Work required » Within the material below, find each line bearing the word "ylabel" and present it.

Entries from a visual dataset:
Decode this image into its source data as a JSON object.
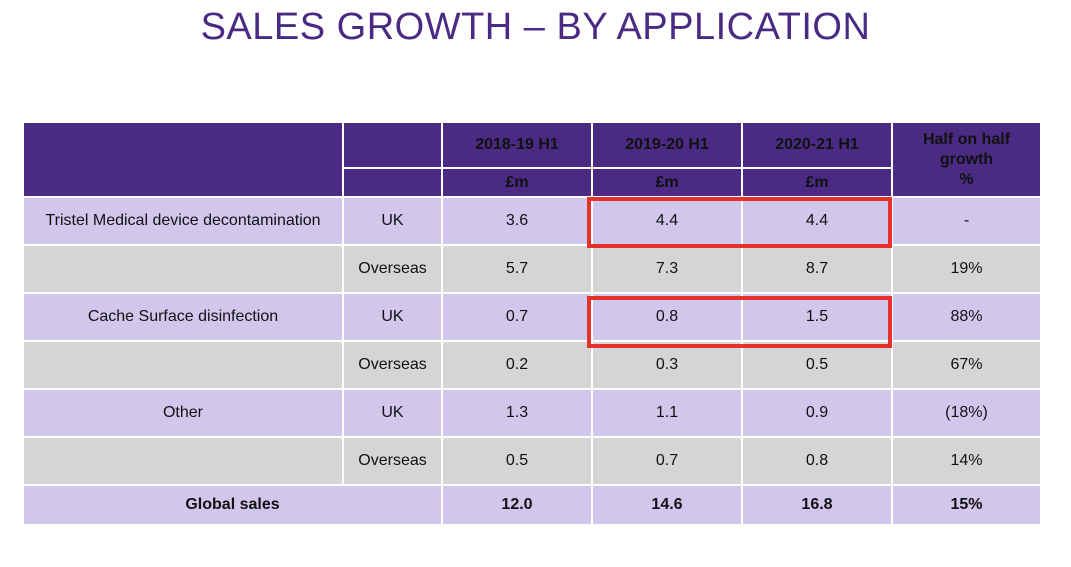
{
  "title": "SALES GROWTH – BY APPLICATION",
  "header": {
    "periods": [
      "2018-19 H1",
      "2019-20 H1",
      "2020-21 H1"
    ],
    "unit": "£m",
    "growth_label": "Half on half growth",
    "growth_unit": "%"
  },
  "rows": [
    {
      "application": "Tristel Medical device decontamination",
      "region": "UK",
      "values": [
        "3.6",
        "4.4",
        "4.4"
      ],
      "growth": "-"
    },
    {
      "application": "",
      "region": "Overseas",
      "values": [
        "5.7",
        "7.3",
        "8.7"
      ],
      "growth": "19%"
    },
    {
      "application": "Cache Surface disinfection",
      "region": "UK",
      "values": [
        "0.7",
        "0.8",
        "1.5"
      ],
      "growth": "88%"
    },
    {
      "application": "",
      "region": "Overseas",
      "values": [
        "0.2",
        "0.3",
        "0.5"
      ],
      "growth": "67%"
    },
    {
      "application": "Other",
      "region": "UK",
      "values": [
        "1.3",
        "1.1",
        "0.9"
      ],
      "growth": "(18%)"
    },
    {
      "application": "",
      "region": "Overseas",
      "values": [
        "0.5",
        "0.7",
        "0.8"
      ],
      "growth": "14%"
    }
  ],
  "total": {
    "label": "Global sales",
    "values": [
      "12.0",
      "14.6",
      "16.8"
    ],
    "growth": "15%"
  },
  "colors": {
    "header": "#4b2a83",
    "row_purple": "#d1c6ec",
    "row_grey": "#d5d5d5",
    "highlight": "#e4322b"
  }
}
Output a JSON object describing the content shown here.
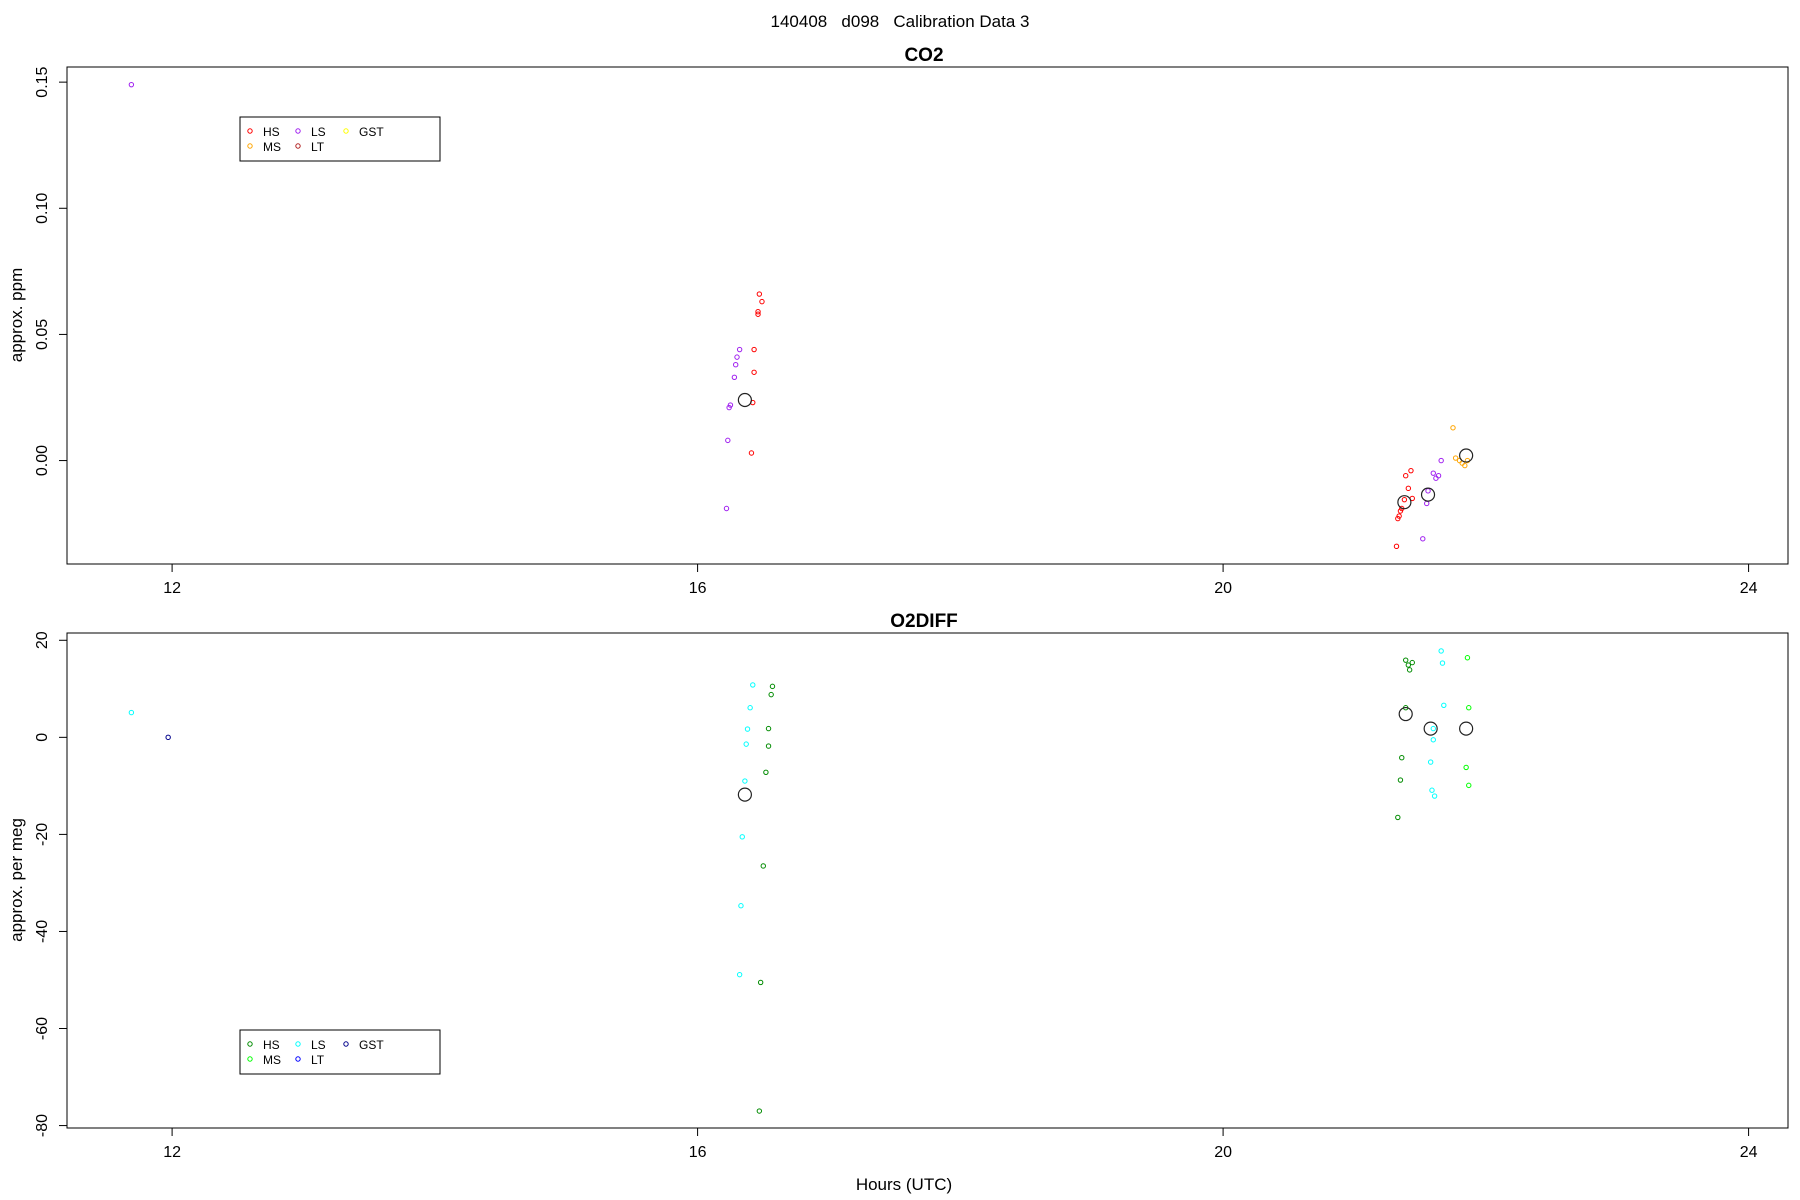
{
  "figure_title": "140408   d098   Calibration Data 3",
  "xlabel": "Hours (UTC)",
  "chart_data": [
    {
      "type": "scatter",
      "title": "CO2",
      "xlabel": "",
      "ylabel": "approx. ppm",
      "xlim": [
        11.2,
        24.3
      ],
      "ylim": [
        -0.041,
        0.156
      ],
      "xticks": [
        "12",
        "16",
        "20",
        "24"
      ],
      "xtick_values": [
        12,
        16,
        20,
        24
      ],
      "yticks": [
        "0.00",
        "0.05",
        "0.10",
        "0.15"
      ],
      "ytick_values": [
        0.0,
        0.05,
        0.1,
        0.15
      ],
      "legend": {
        "placement": "top-left",
        "entries": [
          {
            "label": "HS",
            "color": "#ff0000"
          },
          {
            "label": "MS",
            "color": "#ffa500"
          },
          {
            "label": "LS",
            "color": "#a020f0"
          },
          {
            "label": "LT",
            "color": "#b22222"
          },
          {
            "label": "GST",
            "color": "#ffff00"
          }
        ]
      },
      "series": [
        {
          "name": "HS",
          "color": "#ff0000",
          "points": [
            [
              16.47,
              0.066
            ],
            [
              16.49,
              0.063
            ],
            [
              16.46,
              0.059
            ],
            [
              16.46,
              0.058
            ],
            [
              16.43,
              0.044
            ],
            [
              16.43,
              0.035
            ],
            [
              16.42,
              0.023
            ],
            [
              16.41,
              0.003
            ],
            [
              21.38,
              -0.0155
            ],
            [
              21.39,
              -0.006
            ],
            [
              21.43,
              -0.004
            ],
            [
              21.41,
              -0.011
            ],
            [
              21.36,
              -0.019
            ],
            [
              21.35,
              -0.02
            ],
            [
              21.34,
              -0.022
            ],
            [
              21.33,
              -0.023
            ],
            [
              21.32,
              -0.034
            ],
            [
              21.44,
              -0.015
            ]
          ]
        },
        {
          "name": "MS",
          "color": "#ffa500",
          "points": [
            [
              21.75,
              0.013
            ],
            [
              21.77,
              0.001
            ],
            [
              21.8,
              0.0
            ],
            [
              21.82,
              -0.001
            ],
            [
              21.84,
              -0.002
            ],
            [
              21.86,
              0.0
            ]
          ]
        },
        {
          "name": "LS",
          "color": "#a020f0",
          "points": [
            [
              11.69,
              0.149
            ],
            [
              16.32,
              0.044
            ],
            [
              16.3,
              0.041
            ],
            [
              16.29,
              0.038
            ],
            [
              16.28,
              0.033
            ],
            [
              16.25,
              0.022
            ],
            [
              16.24,
              0.021
            ],
            [
              16.23,
              0.008
            ],
            [
              16.22,
              -0.019
            ],
            [
              21.66,
              0.0
            ],
            [
              21.64,
              -0.006
            ],
            [
              21.62,
              -0.007
            ],
            [
              21.6,
              -0.005
            ],
            [
              21.56,
              -0.012
            ],
            [
              21.55,
              -0.017
            ],
            [
              21.52,
              -0.031
            ]
          ]
        },
        {
          "name": "LT",
          "color": "#b22222",
          "points": []
        },
        {
          "name": "GST",
          "color": "#ffff00",
          "points": []
        }
      ],
      "mean_points": [
        [
          16.36,
          0.024
        ],
        [
          21.38,
          -0.0165
        ],
        [
          21.56,
          -0.0135
        ],
        [
          21.85,
          0.002
        ]
      ]
    },
    {
      "type": "scatter",
      "title": "O2DIFF",
      "xlabel": "Hours (UTC)",
      "ylabel": "approx. per meg",
      "xlim": [
        11.2,
        24.3
      ],
      "ylim": [
        -80.5,
        21.5
      ],
      "xticks": [
        "12",
        "16",
        "20",
        "24"
      ],
      "xtick_values": [
        12,
        16,
        20,
        24
      ],
      "yticks": [
        "-80",
        "-60",
        "-40",
        "-20",
        "0",
        "20"
      ],
      "ytick_values": [
        -80,
        -60,
        -40,
        -20,
        0,
        20
      ],
      "legend": {
        "placement": "bottom-left",
        "entries": [
          {
            "label": "HS",
            "color": "#008b00"
          },
          {
            "label": "MS",
            "color": "#00ff00"
          },
          {
            "label": "LS",
            "color": "#00ffff"
          },
          {
            "label": "LT",
            "color": "#0000ff"
          },
          {
            "label": "GST",
            "color": "#00008b"
          }
        ]
      },
      "series": [
        {
          "name": "HS",
          "color": "#008b00",
          "points": [
            [
              16.57,
              10.5
            ],
            [
              16.56,
              8.8
            ],
            [
              16.54,
              1.8
            ],
            [
              16.54,
              -1.8
            ],
            [
              16.52,
              -7.2
            ],
            [
              16.5,
              -26.5
            ],
            [
              16.48,
              -50.5
            ],
            [
              16.47,
              -77.0
            ],
            [
              21.39,
              15.9
            ],
            [
              21.41,
              14.9
            ],
            [
              21.42,
              13.9
            ],
            [
              21.44,
              15.4
            ],
            [
              21.39,
              6.1
            ],
            [
              21.36,
              -4.2
            ],
            [
              21.35,
              -8.8
            ],
            [
              21.33,
              -16.5
            ]
          ]
        },
        {
          "name": "MS",
          "color": "#00ff00",
          "points": [
            [
              21.86,
              16.4
            ],
            [
              21.87,
              6.1
            ],
            [
              21.85,
              -6.2
            ],
            [
              21.87,
              -9.9
            ]
          ]
        },
        {
          "name": "LS",
          "color": "#00ffff",
          "points": [
            [
              11.69,
              5.1
            ],
            [
              16.42,
              10.8
            ],
            [
              16.4,
              6.1
            ],
            [
              16.38,
              1.7
            ],
            [
              16.37,
              -1.4
            ],
            [
              16.36,
              -9.0
            ],
            [
              16.34,
              -20.5
            ],
            [
              16.33,
              -34.7
            ],
            [
              16.32,
              -48.9
            ],
            [
              21.66,
              17.8
            ],
            [
              21.67,
              15.3
            ],
            [
              21.68,
              6.6
            ],
            [
              21.6,
              1.8
            ],
            [
              21.58,
              -5.1
            ],
            [
              21.59,
              -10.9
            ],
            [
              21.61,
              -12.1
            ],
            [
              21.6,
              -0.5
            ]
          ]
        },
        {
          "name": "LT",
          "color": "#0000ff",
          "points": []
        },
        {
          "name": "GST",
          "color": "#00008b",
          "points": [
            [
              11.97,
              0.0
            ]
          ]
        }
      ],
      "mean_points": [
        [
          16.36,
          -11.8
        ],
        [
          21.39,
          4.8
        ],
        [
          21.58,
          1.8
        ],
        [
          21.85,
          1.8
        ]
      ]
    }
  ]
}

Result of this exercise »
      "ylabel": "approx. ppm",
      "ylabel": "approx. per meg",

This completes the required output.